Requirements
Output all lines exactly, with nothing added or dropped.

━━ Stored rows ━━

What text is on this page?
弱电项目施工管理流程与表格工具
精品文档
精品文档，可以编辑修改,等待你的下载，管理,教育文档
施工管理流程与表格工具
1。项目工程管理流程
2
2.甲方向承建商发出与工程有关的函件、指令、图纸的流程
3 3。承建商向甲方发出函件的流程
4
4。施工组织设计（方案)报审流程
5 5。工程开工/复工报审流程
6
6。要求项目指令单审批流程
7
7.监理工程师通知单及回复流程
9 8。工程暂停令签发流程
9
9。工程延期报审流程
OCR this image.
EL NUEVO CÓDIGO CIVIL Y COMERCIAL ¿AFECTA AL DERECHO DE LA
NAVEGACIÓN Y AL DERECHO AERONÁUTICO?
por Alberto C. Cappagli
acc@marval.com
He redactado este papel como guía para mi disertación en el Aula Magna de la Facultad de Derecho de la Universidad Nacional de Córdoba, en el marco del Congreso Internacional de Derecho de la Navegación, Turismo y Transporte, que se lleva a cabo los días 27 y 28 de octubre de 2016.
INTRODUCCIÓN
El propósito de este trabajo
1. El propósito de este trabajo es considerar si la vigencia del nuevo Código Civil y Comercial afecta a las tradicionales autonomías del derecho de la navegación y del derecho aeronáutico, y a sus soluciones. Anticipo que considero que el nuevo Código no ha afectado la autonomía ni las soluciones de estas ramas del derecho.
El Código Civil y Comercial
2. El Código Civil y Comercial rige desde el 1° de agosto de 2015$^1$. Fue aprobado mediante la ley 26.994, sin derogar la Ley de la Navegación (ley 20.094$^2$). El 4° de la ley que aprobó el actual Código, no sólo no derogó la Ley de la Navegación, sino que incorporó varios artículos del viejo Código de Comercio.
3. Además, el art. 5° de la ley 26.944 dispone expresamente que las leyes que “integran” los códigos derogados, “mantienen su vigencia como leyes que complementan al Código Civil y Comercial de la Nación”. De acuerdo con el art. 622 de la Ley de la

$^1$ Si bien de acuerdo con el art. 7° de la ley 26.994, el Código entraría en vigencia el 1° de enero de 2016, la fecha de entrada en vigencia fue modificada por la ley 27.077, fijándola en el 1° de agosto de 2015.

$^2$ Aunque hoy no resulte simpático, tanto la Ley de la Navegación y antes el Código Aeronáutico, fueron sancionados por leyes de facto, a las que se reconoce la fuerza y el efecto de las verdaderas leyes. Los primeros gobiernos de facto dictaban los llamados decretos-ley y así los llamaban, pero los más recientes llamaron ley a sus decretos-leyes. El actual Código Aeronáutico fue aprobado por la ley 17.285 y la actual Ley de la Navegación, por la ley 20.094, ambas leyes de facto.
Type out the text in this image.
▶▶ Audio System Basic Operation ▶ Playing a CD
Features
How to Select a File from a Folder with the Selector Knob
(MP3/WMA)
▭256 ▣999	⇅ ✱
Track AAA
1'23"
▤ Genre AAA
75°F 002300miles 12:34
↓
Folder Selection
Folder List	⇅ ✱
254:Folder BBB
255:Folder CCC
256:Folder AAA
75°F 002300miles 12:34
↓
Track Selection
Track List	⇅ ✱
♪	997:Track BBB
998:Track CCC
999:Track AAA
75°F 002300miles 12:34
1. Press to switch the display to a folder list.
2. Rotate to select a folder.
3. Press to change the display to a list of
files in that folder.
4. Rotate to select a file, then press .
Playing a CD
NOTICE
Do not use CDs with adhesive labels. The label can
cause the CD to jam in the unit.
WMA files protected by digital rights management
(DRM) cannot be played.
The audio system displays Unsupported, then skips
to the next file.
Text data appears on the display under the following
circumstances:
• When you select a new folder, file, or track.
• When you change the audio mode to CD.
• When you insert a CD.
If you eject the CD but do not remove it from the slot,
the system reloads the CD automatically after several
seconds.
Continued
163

━━━

Completed task
What text is on this page?
弱电项目施工管理流程与表格工具
精品文档
精品文档，可以编辑修改,等待你的下载，管理,教育文档
施工管理流程与表格工具
1。项目工程管理流程
2
2.甲方向承建商发出与工程有关的函件、指令、图纸的流程
3 3。承建商向甲方发出函件的流程
4
4。施工组织设计（方案)报审流程
5 5。工程开工/复工报审流程
6
6。要求项目指令单审批流程
7
7.监理工程师通知单及回复流程
9 8。工程暂停令签发流程
9
9。工程延期报审流程
OCR this image.
EL NUEVO CÓDIGO CIVIL Y COMERCIAL ¿AFECTA AL DERECHO DE LA
NAVEGACIÓN Y AL DERECHO AERONÁUTICO?
por Alberto C. Cappagli
acc@marval.com
He redactado este papel como guía para mi disertación en el Aula Magna de la Facultad de Derecho de la Universidad Nacional de Córdoba, en el marco del Congreso Internacional de Derecho de la Navegación, Turismo y Transporte, que se lleva a cabo los días 27 y 28 de octubre de 2016.
INTRODUCCIÓN
El propósito de este trabajo
1. El propósito de este trabajo es considerar si la vigencia del nuevo Código Civil y Comercial afecta a las tradicionales autonomías del derecho de la navegación y del derecho aeronáutico, y a sus soluciones. Anticipo que considero que el nuevo Código no ha afectado la autonomía ni las soluciones de estas ramas del derecho.
El Código Civil y Comercial
2. El Código Civil y Comercial rige desde el 1° de agosto de 2015$^1$. Fue aprobado mediante la ley 26.994, sin derogar la Ley de la Navegación (ley 20.094$^2$). El 4° de la ley que aprobó el actual Código, no sólo no derogó la Ley de la Navegación, sino que incorporó varios artículos del viejo Código de Comercio.
3. Además, el art. 5° de la ley 26.944 dispone expresamente que las leyes que “integran” los códigos derogados, “mantienen su vigencia como leyes que complementan al Código Civil y Comercial de la Nación”. De acuerdo con el art. 622 de la Ley de la

$^1$ Si bien de acuerdo con el art. 7° de la ley 26.994, el Código entraría en vigencia el 1° de enero de 2016, la fecha de entrada en vigencia fue modificada por la ley 27.077, fijándola en el 1° de agosto de 2015.

$^2$ Aunque hoy no resulte simpático, tanto la Ley de la Navegación y antes el Código Aeronáutico, fueron sancionados por leyes de facto, a las que se reconoce la fuerza y el efecto de las verdaderas leyes. Los primeros gobiernos de facto dictaban los llamados decretos-ley y así los llamaban, pero los más recientes llamaron ley a sus decretos-leyes. El actual Código Aeronáutico fue aprobado por la ley 17.285 y la actual Ley de la Navegación, por la ley 20.094, ambas leyes de facto.
Type out the text in this image.
▶▶ Audio System Basic Operation ▶ Playing a CD
Features
How to Select a File from a Folder with the Selector Knob
(MP3/WMA)
▭256 ▣999	⇅ ✱
Track AAA
1'23"
▤ Genre AAA
75°F 002300miles 12:34
↓
Folder Selection
Folder List	⇅ ✱
254:Folder BBB
255:Folder CCC
256:Folder AAA
75°F 002300miles 12:34
↓
Track Selection
Track List	⇅ ✱
♪	997:Track BBB
998:Track CCC
999:Track AAA
75°F 002300miles 12:34
1. Press to switch the display to a folder list.
2. Rotate to select a folder.
3. Press to change the display to a list of
files in that folder.
4. Rotate to select a file, then press .
Playing a CD
NOTICE
Do not use CDs with adhesive labels. The label can
cause the CD to jam in the unit.
WMA files protected by digital rights management
(DRM) cannot be played.
The audio system displays Unsupported, then skips
to the next file.
Text data appears on the display under the following
circumstances:
• When you select a new folder, file, or track.
• When you change the audio mode to CD.
• When you insert a CD.
If you eject the CD but do not remove it from the slot,
the system reloads the CD automatically after several
seconds.
Continued
163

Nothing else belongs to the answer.